### [Do this]
Where a line in the listing below contains the word "JSON", copy that line.
Start Data excerpts
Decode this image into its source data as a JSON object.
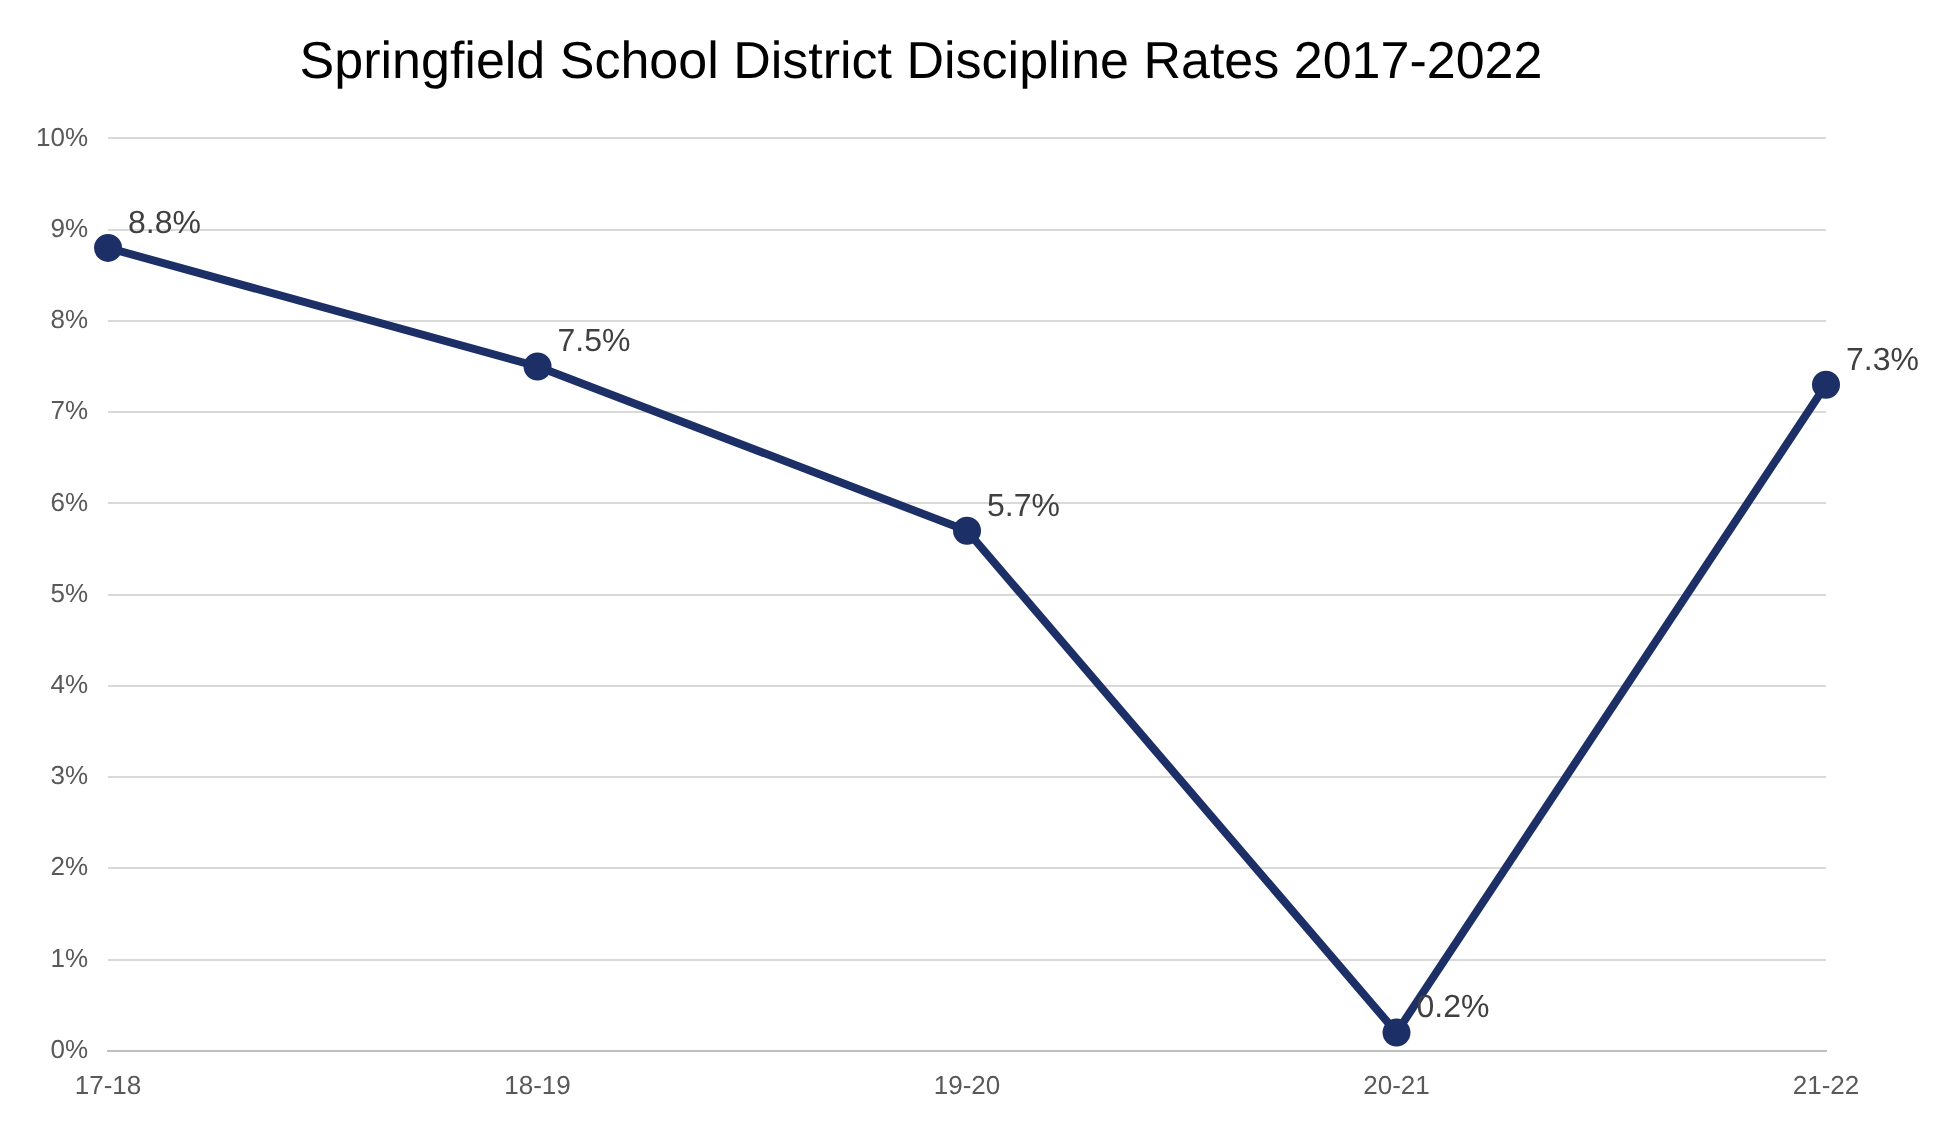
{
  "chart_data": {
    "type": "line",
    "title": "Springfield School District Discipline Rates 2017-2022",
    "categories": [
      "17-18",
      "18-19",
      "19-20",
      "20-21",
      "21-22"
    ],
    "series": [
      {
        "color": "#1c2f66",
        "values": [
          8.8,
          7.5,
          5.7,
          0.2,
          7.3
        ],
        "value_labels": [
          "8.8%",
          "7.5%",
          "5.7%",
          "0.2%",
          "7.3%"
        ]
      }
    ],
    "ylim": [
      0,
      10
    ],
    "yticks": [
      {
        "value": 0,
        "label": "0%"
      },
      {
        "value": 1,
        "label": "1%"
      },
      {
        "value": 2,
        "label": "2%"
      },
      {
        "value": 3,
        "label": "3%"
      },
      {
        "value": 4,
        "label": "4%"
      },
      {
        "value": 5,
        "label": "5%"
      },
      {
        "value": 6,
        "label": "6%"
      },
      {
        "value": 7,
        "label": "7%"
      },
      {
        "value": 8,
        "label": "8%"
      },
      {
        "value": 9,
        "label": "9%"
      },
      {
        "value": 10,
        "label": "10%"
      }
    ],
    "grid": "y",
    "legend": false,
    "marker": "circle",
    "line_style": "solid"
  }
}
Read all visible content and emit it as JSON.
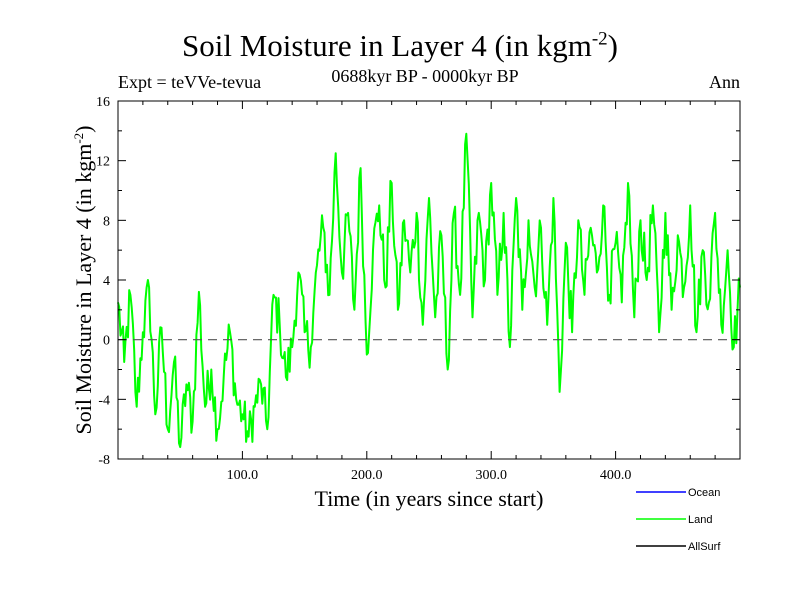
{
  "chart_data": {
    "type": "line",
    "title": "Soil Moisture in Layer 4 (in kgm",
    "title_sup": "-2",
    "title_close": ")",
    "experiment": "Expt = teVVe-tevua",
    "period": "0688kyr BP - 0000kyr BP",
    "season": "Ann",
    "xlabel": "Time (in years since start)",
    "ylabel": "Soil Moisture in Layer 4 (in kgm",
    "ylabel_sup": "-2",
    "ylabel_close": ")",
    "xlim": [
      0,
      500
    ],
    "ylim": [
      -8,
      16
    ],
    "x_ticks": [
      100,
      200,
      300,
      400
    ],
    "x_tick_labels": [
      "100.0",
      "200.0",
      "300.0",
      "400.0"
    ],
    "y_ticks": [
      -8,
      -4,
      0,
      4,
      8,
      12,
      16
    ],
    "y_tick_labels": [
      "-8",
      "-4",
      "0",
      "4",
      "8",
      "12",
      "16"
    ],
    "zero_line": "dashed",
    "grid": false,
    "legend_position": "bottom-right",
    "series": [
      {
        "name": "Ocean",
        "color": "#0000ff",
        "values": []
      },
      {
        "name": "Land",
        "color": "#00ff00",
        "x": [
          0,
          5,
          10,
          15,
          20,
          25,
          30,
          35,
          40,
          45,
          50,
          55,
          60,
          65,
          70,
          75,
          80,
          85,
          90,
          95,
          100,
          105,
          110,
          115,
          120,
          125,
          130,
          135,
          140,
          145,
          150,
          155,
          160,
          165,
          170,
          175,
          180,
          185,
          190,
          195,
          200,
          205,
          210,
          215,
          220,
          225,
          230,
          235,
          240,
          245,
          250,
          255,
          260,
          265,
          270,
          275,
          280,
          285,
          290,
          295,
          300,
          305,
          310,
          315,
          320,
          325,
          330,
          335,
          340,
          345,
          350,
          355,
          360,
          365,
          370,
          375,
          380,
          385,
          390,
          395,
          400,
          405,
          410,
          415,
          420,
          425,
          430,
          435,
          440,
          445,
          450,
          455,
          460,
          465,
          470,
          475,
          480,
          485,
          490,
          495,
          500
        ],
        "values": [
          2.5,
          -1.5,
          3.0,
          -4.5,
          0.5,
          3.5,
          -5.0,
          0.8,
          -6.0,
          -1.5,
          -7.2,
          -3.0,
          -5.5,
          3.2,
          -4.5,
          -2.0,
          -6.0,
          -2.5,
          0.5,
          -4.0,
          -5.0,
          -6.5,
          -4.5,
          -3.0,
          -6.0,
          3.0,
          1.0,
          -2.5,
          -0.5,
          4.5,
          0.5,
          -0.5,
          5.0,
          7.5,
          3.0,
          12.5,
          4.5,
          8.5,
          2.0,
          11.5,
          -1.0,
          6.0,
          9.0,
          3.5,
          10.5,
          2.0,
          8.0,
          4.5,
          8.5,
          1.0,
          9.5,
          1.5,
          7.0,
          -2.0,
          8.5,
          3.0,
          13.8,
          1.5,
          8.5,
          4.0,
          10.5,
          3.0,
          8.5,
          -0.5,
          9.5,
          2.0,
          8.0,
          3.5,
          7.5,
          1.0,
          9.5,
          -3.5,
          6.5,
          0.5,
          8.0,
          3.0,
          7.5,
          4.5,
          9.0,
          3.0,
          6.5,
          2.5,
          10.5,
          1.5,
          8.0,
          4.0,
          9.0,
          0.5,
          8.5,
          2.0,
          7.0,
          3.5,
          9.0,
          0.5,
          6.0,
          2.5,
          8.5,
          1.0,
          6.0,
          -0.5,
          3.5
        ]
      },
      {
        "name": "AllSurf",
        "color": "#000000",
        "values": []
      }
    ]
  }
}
End Data excerpts
### [In response]
Decode this image into its source data as a JSON object.
Read all visible content and emit it as JSON.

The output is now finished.